> **Stated problem a**:
Answer these questions about the forum post on plotting missing variables, one answer per line, marked to match:
(i) How often does the poster's organization conduct its perception survey?
(ii) How many days did the poster spend programming the command?
(iii) What name does the code give the program it defines?

### Selected extract

Announcement

Collapse
No announcement yet.
X
  • Filter
  • Time
  • Show
Clear All
new posts

  • Ploting missing varaibles

    Dear all,
    I am working in an organization where we do perception survey annually, with over 100 questions every year. What I want to do is to visualize missing values in the data set.

    I searched about it a lot and finally I found that we can visualize missing values using missingplot user written command, but this is not what I want to do.
    My aim is to compare missing and non-missing values of all variables in a bar graph.

    After two days of efforts, I programmed my own command as below:

    Code:
    cap program drop missplot
    program def missplot
    syntax [varlist] [if] [, val ]
    
     qui snapshot save
     local snap = `r(snapshot)'
     
    cap keep `if'
    keep `varlist'
    
    foreach i of varlist * {
    cap replace `i' = 0 if `i'!=.
    cap replace `i' = "0" if `i' != ""
    cap replace `i' = 1 if `i' ==.
    cap replace `i' = "1" if `i' == ""
    cap destring `i', replace
    }
    label drop _all
    
    qui foreach i of varlist * {
    sum `i'
    if `r(mean)' == 0 {
    drop `i'
    }
    }
    
    qui des
    if `r(k)' == 0 {
    dis as text in red ". No missing values found"
     snapshot restore `snap'
     snapshot erase `snap'
    exit
    }
    else
    {
    
    qui ds
    local missvars = "`r(varlist)'"
    rename (*) (miss*)
    gen id = _n
    qui reshape long miss, i(id) j(vars, "string")
    
    lab def miss 1"Missing values" 0"Non-missing values"

######
### Available records

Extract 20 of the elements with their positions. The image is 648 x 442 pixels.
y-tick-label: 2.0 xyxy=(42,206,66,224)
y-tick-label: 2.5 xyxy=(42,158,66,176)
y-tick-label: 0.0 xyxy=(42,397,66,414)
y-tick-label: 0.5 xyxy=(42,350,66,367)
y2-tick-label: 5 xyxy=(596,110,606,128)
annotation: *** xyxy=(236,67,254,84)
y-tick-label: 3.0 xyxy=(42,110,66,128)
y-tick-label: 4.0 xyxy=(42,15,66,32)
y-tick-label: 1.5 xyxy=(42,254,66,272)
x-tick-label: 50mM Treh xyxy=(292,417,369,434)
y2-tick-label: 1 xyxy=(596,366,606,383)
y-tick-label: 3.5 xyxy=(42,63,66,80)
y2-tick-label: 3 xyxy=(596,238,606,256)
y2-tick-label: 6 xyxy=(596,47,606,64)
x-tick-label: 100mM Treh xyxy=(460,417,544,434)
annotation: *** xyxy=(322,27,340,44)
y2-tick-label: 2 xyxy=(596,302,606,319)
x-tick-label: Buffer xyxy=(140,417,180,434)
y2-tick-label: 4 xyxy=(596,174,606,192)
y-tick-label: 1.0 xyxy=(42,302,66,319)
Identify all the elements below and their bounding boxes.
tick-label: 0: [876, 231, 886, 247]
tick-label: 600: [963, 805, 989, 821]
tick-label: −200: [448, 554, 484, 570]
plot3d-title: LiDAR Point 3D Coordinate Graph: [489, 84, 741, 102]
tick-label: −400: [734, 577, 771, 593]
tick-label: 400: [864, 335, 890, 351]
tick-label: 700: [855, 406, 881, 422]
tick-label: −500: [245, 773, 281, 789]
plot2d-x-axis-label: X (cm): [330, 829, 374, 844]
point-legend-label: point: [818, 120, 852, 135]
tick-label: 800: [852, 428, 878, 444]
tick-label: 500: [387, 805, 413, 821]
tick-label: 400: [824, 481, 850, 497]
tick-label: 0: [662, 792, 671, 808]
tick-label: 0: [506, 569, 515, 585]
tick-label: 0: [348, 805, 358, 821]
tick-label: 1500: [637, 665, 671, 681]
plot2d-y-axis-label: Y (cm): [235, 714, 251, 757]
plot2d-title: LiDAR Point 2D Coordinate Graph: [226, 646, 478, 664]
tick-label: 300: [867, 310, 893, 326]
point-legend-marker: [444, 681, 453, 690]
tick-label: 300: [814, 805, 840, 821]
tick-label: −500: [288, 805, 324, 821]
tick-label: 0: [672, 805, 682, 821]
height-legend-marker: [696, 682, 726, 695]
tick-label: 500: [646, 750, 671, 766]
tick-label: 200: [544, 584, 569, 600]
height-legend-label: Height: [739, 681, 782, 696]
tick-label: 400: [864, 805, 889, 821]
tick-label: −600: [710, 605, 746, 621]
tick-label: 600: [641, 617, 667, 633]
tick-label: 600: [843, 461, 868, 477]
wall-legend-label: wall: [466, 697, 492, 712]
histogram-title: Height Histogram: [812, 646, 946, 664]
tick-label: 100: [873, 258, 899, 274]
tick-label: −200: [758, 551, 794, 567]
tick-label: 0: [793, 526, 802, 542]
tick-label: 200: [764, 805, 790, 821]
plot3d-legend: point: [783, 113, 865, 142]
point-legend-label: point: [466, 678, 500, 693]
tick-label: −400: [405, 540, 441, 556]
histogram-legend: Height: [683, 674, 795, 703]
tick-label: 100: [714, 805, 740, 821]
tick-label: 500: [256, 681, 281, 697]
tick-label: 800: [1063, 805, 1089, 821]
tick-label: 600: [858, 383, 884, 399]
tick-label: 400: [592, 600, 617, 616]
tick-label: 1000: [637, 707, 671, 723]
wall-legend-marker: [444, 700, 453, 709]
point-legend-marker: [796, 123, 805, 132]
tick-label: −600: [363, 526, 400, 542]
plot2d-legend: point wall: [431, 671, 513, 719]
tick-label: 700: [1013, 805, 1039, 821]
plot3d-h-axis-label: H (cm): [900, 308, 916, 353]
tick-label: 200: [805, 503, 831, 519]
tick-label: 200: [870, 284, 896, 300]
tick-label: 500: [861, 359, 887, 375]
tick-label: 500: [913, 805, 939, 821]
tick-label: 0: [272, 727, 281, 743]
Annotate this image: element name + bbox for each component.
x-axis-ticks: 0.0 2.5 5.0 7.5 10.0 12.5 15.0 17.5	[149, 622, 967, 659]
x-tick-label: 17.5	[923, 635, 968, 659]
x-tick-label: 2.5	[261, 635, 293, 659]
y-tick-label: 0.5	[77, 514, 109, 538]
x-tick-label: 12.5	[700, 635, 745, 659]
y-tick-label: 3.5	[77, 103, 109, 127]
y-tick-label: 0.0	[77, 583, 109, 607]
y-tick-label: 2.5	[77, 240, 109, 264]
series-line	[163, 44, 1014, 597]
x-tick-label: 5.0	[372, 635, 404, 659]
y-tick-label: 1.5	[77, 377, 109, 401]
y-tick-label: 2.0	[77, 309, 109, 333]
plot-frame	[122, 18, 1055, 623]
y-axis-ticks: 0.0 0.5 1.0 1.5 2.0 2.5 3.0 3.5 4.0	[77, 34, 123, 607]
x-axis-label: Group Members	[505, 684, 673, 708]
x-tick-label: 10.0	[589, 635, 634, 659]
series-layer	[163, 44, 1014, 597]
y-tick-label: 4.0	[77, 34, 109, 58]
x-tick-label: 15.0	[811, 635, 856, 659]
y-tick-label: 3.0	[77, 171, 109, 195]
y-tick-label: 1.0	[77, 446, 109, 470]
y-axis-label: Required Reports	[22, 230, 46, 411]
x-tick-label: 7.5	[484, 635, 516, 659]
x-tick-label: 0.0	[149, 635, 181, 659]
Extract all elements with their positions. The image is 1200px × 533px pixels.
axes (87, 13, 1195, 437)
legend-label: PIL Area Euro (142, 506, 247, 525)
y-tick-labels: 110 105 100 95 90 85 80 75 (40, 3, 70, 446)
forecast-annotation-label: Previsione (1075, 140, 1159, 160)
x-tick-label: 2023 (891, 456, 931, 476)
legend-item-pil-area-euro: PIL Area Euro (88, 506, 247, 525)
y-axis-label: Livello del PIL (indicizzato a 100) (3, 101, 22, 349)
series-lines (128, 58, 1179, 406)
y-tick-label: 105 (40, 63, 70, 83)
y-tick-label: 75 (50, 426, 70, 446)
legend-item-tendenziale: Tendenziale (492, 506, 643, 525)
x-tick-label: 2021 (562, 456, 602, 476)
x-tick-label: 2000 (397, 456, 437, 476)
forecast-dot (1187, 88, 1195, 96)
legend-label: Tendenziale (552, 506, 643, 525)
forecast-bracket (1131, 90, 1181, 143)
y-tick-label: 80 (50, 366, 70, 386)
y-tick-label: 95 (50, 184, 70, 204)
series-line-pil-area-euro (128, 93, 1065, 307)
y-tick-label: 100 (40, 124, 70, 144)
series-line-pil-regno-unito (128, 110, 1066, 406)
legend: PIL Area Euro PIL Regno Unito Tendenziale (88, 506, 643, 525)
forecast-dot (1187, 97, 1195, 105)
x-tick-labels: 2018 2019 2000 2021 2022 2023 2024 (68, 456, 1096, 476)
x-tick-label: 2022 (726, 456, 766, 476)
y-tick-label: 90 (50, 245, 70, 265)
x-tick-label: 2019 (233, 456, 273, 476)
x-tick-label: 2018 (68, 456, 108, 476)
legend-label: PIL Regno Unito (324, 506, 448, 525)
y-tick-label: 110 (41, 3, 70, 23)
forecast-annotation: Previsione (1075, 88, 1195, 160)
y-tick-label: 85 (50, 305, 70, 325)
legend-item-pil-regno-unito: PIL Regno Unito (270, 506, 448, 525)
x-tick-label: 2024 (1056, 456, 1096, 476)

######

> **Stated problem b**:
Reproduce the entries from their first line up to and including the line that contains "y-tick-label: 0.5 xyxy=(42,350,66,367)".

> **Written answer a**:
(i) Annually
(ii) Two days
(iii) missplot

> **Written answer b**:
Extract 20 of the elements with their positions. The image is 648 x 442 pixels.
y-tick-label: 2.0 xyxy=(42,206,66,224)
y-tick-label: 2.5 xyxy=(42,158,66,176)
y-tick-label: 0.0 xyxy=(42,397,66,414)
y-tick-label: 0.5 xyxy=(42,350,66,367)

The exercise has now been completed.